## PROVIDED PASSAGE
Snurb — Sunday 23 June 2024 11:41
Politics | Polarisation | Social Media | ICA 2024 |

The final paper in this ICA 2024 conference session is by Talia Stroud, who begins by noting that cross-cutting exposure is seen as normatively good – but exposure to cross-cutting views has also been found to potentially increase polarisation. Where such cross-cutting exposure takes place matters, then; cross-cutting exposure in inherently non-political spaces might be more productive here than it is in explicitly political spaces.

This links to intergroup contact theory (and, I assume, Ray Oldenburg’s concept of the third place), but in deeply bipolar nations such as the United States even the establishment of such non-political spaces might now be increasingly difficult. Tania’s team explored this through an experimental study that asked participants to engage in online parenting groups on Reddit, and variously introduced no political debates into such groups; introduced them in the second half of the process only; or introduced them right from the start. Participants assigned to these groups were always half Democrats, and half Republicans, and they were required to post around three times per week over several months.

Rules of each subreddit were set by moderators, and two confederates posted discussion prompts in each subreddit, drawing on posts found in actual subreddits outside the study. Partisan animosity was unaffected by these experimental treatments; however, the political subreddits were seen as more negative than the non-political subreddits. Toxicity was very rare, though, and predominantly in the political subreddits.

Any little dose of politics in these groups is making people engage, then, but still turning people off the forum. There appear to be no bias-reducing effects from cross-cutting exposure.

## INFORMATION
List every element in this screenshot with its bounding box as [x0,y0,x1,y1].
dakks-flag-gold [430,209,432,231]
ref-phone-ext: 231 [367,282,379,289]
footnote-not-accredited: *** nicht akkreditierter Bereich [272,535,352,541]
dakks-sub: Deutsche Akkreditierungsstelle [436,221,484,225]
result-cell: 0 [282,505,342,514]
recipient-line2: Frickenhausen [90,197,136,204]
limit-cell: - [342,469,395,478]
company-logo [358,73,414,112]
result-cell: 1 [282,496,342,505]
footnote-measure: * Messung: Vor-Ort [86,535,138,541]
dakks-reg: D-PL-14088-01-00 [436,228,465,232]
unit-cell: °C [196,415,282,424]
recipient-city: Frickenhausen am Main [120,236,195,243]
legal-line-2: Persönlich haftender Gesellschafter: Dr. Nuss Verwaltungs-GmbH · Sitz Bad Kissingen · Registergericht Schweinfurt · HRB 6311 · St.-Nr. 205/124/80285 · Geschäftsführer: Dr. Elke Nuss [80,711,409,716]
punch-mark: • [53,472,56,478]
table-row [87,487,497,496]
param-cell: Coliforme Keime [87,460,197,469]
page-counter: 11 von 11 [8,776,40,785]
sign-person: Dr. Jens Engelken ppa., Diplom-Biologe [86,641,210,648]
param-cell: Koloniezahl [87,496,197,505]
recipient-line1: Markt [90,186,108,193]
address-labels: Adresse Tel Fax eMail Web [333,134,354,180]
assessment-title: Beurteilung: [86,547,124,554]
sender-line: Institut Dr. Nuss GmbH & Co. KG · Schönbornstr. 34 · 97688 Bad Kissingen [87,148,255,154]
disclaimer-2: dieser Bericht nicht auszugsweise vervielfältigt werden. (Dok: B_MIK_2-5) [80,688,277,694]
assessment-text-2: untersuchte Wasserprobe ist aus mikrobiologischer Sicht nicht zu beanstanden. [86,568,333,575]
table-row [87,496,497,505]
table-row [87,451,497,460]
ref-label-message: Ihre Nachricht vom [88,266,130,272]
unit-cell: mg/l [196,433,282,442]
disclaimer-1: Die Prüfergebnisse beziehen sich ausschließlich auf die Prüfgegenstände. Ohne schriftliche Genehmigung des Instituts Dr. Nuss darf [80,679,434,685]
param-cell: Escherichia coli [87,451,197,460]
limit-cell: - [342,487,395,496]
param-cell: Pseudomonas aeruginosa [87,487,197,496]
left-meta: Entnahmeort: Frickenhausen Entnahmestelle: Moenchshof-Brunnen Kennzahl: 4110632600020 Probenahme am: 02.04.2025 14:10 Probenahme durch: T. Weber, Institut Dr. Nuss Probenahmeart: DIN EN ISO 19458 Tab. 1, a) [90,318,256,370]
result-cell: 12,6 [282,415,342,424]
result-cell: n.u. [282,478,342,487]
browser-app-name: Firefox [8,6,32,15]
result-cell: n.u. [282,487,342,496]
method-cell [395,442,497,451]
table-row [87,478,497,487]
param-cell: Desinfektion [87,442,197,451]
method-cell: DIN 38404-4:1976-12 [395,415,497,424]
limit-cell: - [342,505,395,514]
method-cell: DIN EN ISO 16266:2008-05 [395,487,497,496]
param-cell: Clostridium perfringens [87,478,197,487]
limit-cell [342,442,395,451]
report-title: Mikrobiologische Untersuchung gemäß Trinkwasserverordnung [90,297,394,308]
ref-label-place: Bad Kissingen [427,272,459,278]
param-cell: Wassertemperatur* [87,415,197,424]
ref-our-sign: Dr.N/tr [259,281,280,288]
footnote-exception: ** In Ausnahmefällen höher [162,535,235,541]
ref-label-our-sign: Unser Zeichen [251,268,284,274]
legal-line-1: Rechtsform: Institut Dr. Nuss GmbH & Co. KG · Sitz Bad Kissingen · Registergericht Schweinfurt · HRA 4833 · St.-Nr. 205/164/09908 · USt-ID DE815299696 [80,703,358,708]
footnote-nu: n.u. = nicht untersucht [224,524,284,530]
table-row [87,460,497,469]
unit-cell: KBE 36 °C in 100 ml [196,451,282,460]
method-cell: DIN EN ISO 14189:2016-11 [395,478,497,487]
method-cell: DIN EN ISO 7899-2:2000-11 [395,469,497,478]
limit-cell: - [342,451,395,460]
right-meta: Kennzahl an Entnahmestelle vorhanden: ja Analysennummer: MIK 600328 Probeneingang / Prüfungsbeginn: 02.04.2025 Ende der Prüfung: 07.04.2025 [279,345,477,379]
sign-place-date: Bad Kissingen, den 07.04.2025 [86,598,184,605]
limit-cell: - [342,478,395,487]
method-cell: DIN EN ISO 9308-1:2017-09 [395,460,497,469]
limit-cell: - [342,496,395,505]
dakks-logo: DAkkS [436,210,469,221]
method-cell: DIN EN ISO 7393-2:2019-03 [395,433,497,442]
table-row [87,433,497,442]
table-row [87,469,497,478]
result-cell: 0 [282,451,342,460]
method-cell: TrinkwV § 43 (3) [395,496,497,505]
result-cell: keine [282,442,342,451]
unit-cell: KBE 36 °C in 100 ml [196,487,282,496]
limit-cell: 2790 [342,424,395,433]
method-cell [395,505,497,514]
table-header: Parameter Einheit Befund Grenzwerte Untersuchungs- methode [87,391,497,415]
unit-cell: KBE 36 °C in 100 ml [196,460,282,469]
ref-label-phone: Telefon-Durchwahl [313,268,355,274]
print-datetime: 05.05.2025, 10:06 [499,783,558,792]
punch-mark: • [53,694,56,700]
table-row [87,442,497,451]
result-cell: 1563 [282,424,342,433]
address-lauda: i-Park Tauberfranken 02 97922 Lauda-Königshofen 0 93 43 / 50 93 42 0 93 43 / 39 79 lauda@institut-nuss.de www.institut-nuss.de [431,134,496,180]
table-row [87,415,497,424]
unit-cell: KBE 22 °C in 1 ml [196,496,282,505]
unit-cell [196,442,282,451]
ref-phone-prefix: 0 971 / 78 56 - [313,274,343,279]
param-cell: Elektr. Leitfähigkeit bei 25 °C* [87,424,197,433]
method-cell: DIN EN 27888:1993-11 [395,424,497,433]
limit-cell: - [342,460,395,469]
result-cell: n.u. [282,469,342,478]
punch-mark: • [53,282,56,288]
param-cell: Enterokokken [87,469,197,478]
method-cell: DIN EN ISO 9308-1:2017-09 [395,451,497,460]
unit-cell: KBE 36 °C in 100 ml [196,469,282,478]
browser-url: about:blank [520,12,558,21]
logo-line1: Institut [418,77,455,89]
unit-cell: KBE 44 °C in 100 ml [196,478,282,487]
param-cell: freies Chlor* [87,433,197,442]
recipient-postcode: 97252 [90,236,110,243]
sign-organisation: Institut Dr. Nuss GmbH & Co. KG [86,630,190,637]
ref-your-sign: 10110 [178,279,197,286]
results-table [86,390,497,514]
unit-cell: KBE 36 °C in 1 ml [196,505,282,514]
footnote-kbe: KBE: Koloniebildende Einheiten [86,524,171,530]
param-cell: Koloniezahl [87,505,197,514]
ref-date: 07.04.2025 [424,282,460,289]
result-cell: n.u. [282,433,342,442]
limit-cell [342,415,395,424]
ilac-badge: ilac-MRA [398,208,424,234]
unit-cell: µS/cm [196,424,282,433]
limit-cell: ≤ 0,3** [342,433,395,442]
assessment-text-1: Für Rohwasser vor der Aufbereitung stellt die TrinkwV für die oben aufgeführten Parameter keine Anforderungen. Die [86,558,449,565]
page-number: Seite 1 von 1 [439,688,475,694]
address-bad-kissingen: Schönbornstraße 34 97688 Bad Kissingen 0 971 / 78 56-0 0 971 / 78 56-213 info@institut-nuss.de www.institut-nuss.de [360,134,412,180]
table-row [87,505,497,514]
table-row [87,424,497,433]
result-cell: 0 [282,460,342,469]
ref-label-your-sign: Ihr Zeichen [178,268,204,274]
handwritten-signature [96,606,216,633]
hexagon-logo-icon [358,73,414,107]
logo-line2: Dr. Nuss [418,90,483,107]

## DIRECTIONS
(a) In the conference session summary, how often were participants required to post in the study's online parenting groups?
(b) In the conference session summary, rewrite the part from "Any little dose" to "from cross-cutting exposure.", replacing "forum" with "group".

## SOLUTIONS TO THE EXERCISE
(a) Around three times per week over several months.

(b)
Any little dose of politics in these groups is making people engage, then, but still turning people off the group. There appear to be no bias-reducing effects from cross-cutting exposure.